Exercise aim
Pick out every line in the items below that contains the string "elements", and copy each of those lines.

Supplied data
▼▼▼

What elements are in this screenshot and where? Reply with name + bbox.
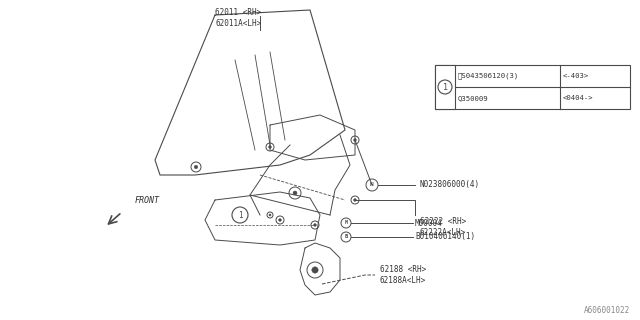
Circle shape [341,232,351,242]
Text: 62011 <RH>
62011A<LH>: 62011 <RH> 62011A<LH> [215,8,261,28]
Text: 1: 1 [442,83,447,92]
Text: A606001022: A606001022 [584,306,630,315]
Text: FRONT: FRONT [135,196,160,205]
Circle shape [289,187,301,199]
Circle shape [438,80,452,94]
Text: B010406140(1): B010406140(1) [415,233,475,242]
Circle shape [269,214,271,216]
Text: M: M [344,220,348,226]
Text: 1: 1 [237,211,243,220]
Bar [435,65,455,109]
Circle shape [314,224,316,227]
Circle shape [354,199,356,201]
Circle shape [278,219,282,221]
Text: M00004: M00004 [415,219,443,228]
Text: ⓈS043506120(3): ⓈS043506120(3) [458,73,519,79]
Circle shape [312,267,318,273]
Text: N: N [370,182,374,188]
Text: N023806000(4): N023806000(4) [420,180,480,189]
Text: 62188 <RH>
62188A<LH>: 62188 <RH> 62188A<LH> [380,265,426,285]
Circle shape [269,146,271,148]
Circle shape [366,179,378,191]
Text: <0404->: <0404-> [563,95,594,101]
Text: Q350009: Q350009 [458,95,488,101]
Circle shape [195,165,198,169]
Text: 62222 <RH>
62222A<LH>: 62222 <RH> 62222A<LH> [420,217,467,237]
Circle shape [341,218,351,228]
Circle shape [354,139,356,141]
Text: <-403>: <-403> [563,73,589,79]
Circle shape [232,207,248,223]
Bar [435,65,630,109]
Text: B: B [344,235,348,239]
Circle shape [293,191,297,195]
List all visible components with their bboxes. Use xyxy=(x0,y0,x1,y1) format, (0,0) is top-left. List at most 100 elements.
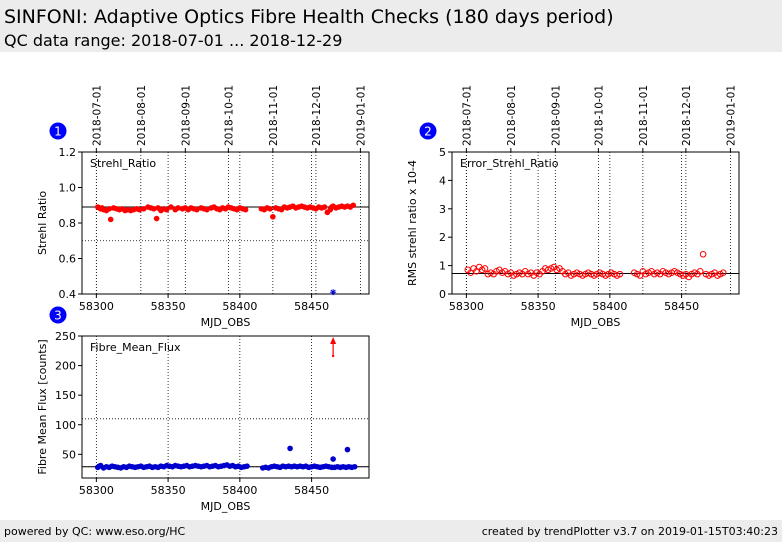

▲▲▲

Problem solution
What elements are in this screenshot and where? Reply with name + bbox.
List all visible components with their bboxes. Use xyxy=(x0,y0,x1,y1) format, (0,0) is top-left. List at most 100 elements.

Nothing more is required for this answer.